▶ _Exercise details_
Once the pictures are set aside, transcribe the remaining data exactly.

============

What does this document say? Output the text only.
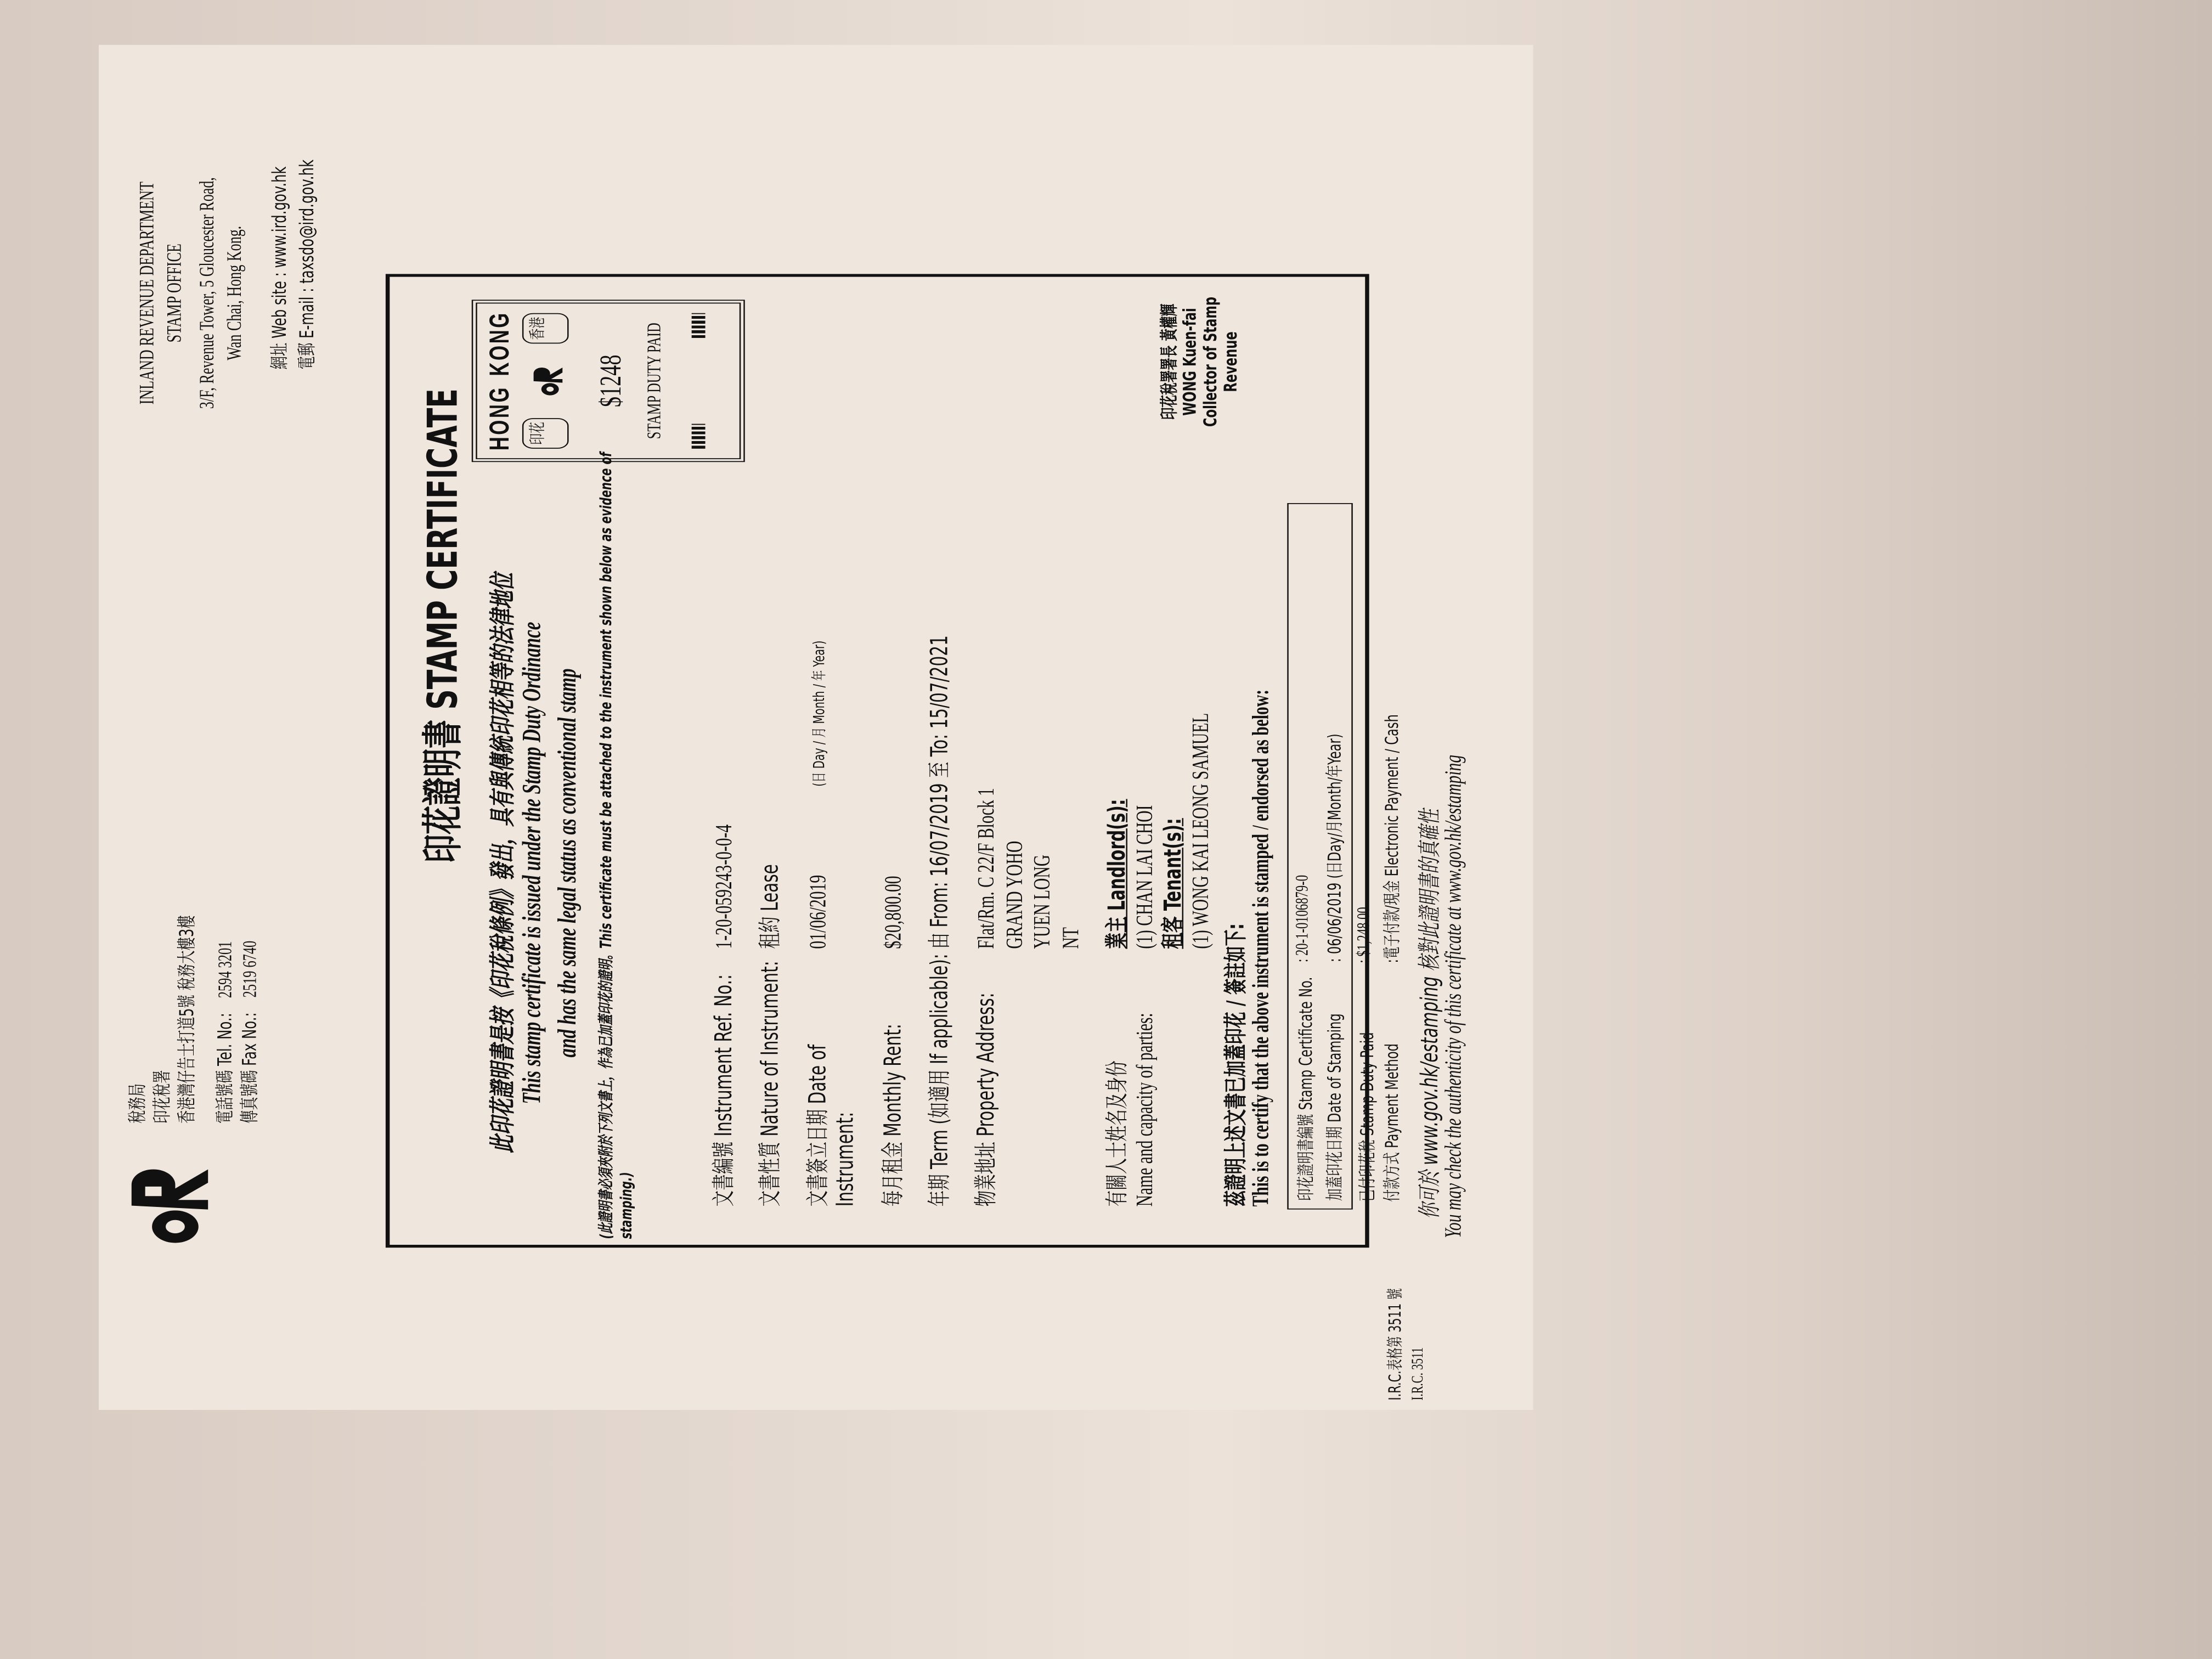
稅務局 印花稅署 香港灣仔告士打道5號 稅務大樓3樓	電話號碼 Tel. No.: 2594 3201
傳真號碼 Fax No.: 2519 6740
INLAND REVENUE DEPARTMENT STAMP OFFICE 3/F, Revenue Tower, 5 Gloucester Road, Wan Chai, Hong Kong.	網址 Web site : www.ird.gov.hk 電郵 E-mail : taxsdo@ird.gov.hk
印花證明書 STAMP CERTIFICATE	此印花證明書是按《印花稅條例》發出，具有與傳統印花相等的法律地位 This stamp certificate is issued under the Stamp Duty Ordinance and has the same legal status as conventional stamp (此證明書必須夾附於下列文書上，作為已加蓋印花的證明。This certificate must be attached to the instrument shown below as evidence of stamping.)
HONG
KONG
印花
香港
$1248 STAMP DUTY PAID
文書編號 Instrument Ref. No.:
1-20-059243-0-0-4
文書性質 Nature of Instrument:
租約 Lease
文書簽立日期 Date of Instrument:
01/06/2019
(日 Day / 月 Month / 年 Year)
每月租金 Monthly Rent:
$20,800.00
年期 Term (如適用 If applicable):
由 From: 16/07/2019 至 To: 15/07/2021
物業地址 Property Address:
Flat/Rm. C 22/F Block 1 GRAND YOHO YUEN LONG NT
有關人士姓名及身份 Name and capacity of parties:
業主 Landlord(s): (1) CHAN LAI CHOI 租客 Tenant(s): (1) WONG KAI LEONG SAMUEL
茲證明上述文書已加蓋印花 / 簽註如下:
This is to certify that the above instrument is stamped / endorsed as below:
印花稅署署長 黃權輝 WONG Kuen-fai Collector of Stamp Revenue
印花證明書編號 Stamp Certificate No.
: 20-1-010687​9-0
加蓋印花日期 Date of Stamping
: 06/06/2019 (日Day/月Month/年Year)
已付印花稅 Stamp Duty Paid
: $1,248.00
付款方式 Payment Method
:電子付款/現金 Electronic Payment / Cash	你可於 www.gov.hk/estamping 核對此證明書的真確性
You may check the authenticity of this certificate at www.gov.hk/estamping
I.R.C.表格第 3511 號 I.R.C. 3511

============

▶ _Result below_
What does this document say? Output the text only.
稅務局 印花稅署 香港灣仔告士打道5號 稅務大樓3樓	電話號碼 Tel. No.: 2594 3201
傳真號碼 Fax No.: 2519 6740
INLAND REVENUE DEPARTMENT STAMP OFFICE 3/F, Revenue Tower, 5 Gloucester Road, Wan Chai, Hong Kong.	網址 Web site : www.ird.gov.hk 電郵 E-mail : taxsdo@ird.gov.hk
印花證明書 STAMP CERTIFICATE	此印花證明書是按《印花稅條例》發出，具有與傳統印花相等的法律地位 This stamp certificate is issued under the Stamp Duty Ordinance and has the same legal status as conventional stamp (此證明書必須夾附於下列文書上，作為已加蓋印花的證明。This certificate must be attached to the instrument shown below as evidence of stamping.)
HONG
KONG
印花
香港
$1248 STAMP DUTY PAID
文書編號 Instrument Ref. No.:
1-20-059243-0-0-4
文書性質 Nature of Instrument:
租約 Lease
文書簽立日期 Date of Instrument:
01/06/2019
(日 Day / 月 Month / 年 Year)
每月租金 Monthly Rent:
$20,800.00
年期 Term (如適用 If applicable):
由 From: 16/07/2019 至 To: 15/07/2021
物業地址 Property Address:
Flat/Rm. C 22/F Block 1 GRAND YOHO YUEN LONG NT
有關人士姓名及身份 Name and capacity of parties:
業主 Landlord(s): (1) CHAN LAI CHOI 租客 Tenant(s): (1) WONG KAI LEONG SAMUEL
茲證明上述文書已加蓋印花 / 簽註如下:
This is to certify that the above instrument is stamped / endorsed as below:
印花稅署署長 黃權輝 WONG Kuen-fai Collector of Stamp Revenue
印花證明書編號 Stamp Certificate No.
: 20-1-010687​9-0
加蓋印花日期 Date of Stamping
: 06/06/2019 (日Day/月Month/年Year)
已付印花稅 Stamp Duty Paid
: $1,248.00
付款方式 Payment Method
:電子付款/現金 Electronic Payment / Cash	你可於 www.gov.hk/estamping 核對此證明書的真確性
You may check the authenticity of this certificate at www.gov.hk/estamping
I.R.C.表格第 3511 號 I.R.C. 3511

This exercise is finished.